All entries must be extracted exactly, with nothing added or dropped.

------ GIVEN ENTRIES

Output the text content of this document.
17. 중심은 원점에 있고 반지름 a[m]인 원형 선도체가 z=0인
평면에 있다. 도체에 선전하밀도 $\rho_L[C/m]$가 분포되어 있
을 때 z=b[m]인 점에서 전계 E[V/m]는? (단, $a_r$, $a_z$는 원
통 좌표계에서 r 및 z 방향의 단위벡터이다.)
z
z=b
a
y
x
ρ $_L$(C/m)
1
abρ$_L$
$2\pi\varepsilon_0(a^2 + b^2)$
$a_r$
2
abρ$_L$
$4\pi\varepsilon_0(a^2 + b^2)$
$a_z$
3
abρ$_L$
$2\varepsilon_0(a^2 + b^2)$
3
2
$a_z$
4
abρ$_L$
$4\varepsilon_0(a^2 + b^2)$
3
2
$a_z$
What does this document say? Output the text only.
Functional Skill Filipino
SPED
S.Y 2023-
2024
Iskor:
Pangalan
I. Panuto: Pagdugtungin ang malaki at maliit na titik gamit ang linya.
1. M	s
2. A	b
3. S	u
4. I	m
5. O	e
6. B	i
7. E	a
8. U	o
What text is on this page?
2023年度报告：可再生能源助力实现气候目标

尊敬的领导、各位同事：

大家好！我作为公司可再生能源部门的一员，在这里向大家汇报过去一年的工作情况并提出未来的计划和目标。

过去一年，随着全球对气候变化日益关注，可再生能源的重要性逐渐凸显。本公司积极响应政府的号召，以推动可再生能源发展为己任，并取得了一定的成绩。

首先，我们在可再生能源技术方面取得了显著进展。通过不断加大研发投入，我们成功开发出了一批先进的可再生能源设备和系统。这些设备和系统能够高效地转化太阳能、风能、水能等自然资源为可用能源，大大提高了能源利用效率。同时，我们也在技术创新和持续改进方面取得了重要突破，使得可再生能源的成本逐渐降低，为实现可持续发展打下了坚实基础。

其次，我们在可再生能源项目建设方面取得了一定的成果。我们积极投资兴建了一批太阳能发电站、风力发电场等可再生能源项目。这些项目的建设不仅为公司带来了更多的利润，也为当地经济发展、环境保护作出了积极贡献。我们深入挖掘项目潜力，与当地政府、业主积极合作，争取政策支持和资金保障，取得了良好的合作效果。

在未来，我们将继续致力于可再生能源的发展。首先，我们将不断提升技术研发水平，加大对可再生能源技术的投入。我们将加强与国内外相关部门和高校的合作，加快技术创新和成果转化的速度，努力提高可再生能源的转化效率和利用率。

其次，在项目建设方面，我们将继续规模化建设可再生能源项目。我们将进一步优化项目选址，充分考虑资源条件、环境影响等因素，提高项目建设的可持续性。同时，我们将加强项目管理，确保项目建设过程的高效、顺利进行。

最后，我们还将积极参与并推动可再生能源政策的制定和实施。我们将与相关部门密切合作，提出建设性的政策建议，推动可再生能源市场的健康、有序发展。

------------

REPLY TO THE TASK:
Output the text content of this document.
17. 중심은 원점에 있고 반지름 a[m]인 원형 선도체가 z=0인
평면에 있다. 도체에 선전하밀도 $\rho_L[C/m]$가 분포되어 있
을 때 z=b[m]인 점에서 전계 E[V/m]는? (단, $a_r$, $a_z$는 원
통 좌표계에서 r 및 z 방향의 단위벡터이다.)
z
z=b
a
y
x
ρ $_L$(C/m)
1
abρ$_L$
$2\pi\varepsilon_0(a^2 + b^2)$
$a_r$
2
abρ$_L$
$4\pi\varepsilon_0(a^2 + b^2)$
$a_z$
3
abρ$_L$
$2\varepsilon_0(a^2 + b^2)$
3
2
$a_z$
4
abρ$_L$
$4\varepsilon_0(a^2 + b^2)$
3
2
$a_z$
What does this document say? Output the text only.
Functional Skill Filipino
SPED
S.Y 2023-
2024
Iskor:
Pangalan
I. Panuto: Pagdugtungin ang malaki at maliit na titik gamit ang linya.
1. M	s
2. A	b
3. S	u
4. I	m
5. O	e
6. B	i
7. E	a
8. U	o
What text is on this page?
2023年度报告：可再生能源助力实现气候目标

尊敬的领导、各位同事：

大家好！我作为公司可再生能源部门的一员，在这里向大家汇报过去一年的工作情况并提出未来的计划和目标。

过去一年，随着全球对气候变化日益关注，可再生能源的重要性逐渐凸显。本公司积极响应政府的号召，以推动可再生能源发展为己任，并取得了一定的成绩。

首先，我们在可再生能源技术方面取得了显著进展。通过不断加大研发投入，我们成功开发出了一批先进的可再生能源设备和系统。这些设备和系统能够高效地转化太阳能、风能、水能等自然资源为可用能源，大大提高了能源利用效率。同时，我们也在技术创新和持续改进方面取得了重要突破，使得可再生能源的成本逐渐降低，为实现可持续发展打下了坚实基础。

其次，我们在可再生能源项目建设方面取得了一定的成果。我们积极投资兴建了一批太阳能发电站、风力发电场等可再生能源项目。这些项目的建设不仅为公司带来了更多的利润，也为当地经济发展、环境保护作出了积极贡献。我们深入挖掘项目潜力，与当地政府、业主积极合作，争取政策支持和资金保障，取得了良好的合作效果。

在未来，我们将继续致力于可再生能源的发展。首先，我们将不断提升技术研发水平，加大对可再生能源技术的投入。我们将加强与国内外相关部门和高校的合作，加快技术创新和成果转化的速度，努力提高可再生能源的转化效率和利用率。

其次，在项目建设方面，我们将继续规模化建设可再生能源项目。我们将进一步优化项目选址，充分考虑资源条件、环境影响等因素，提高项目建设的可持续性。同时，我们将加强项目管理，确保项目建设过程的高效、顺利进行。

最后，我们还将积极参与并推动可再生能源政策的制定和实施。我们将与相关部门密切合作，提出建设性的政策建议，推动可再生能源市场的健康、有序发展。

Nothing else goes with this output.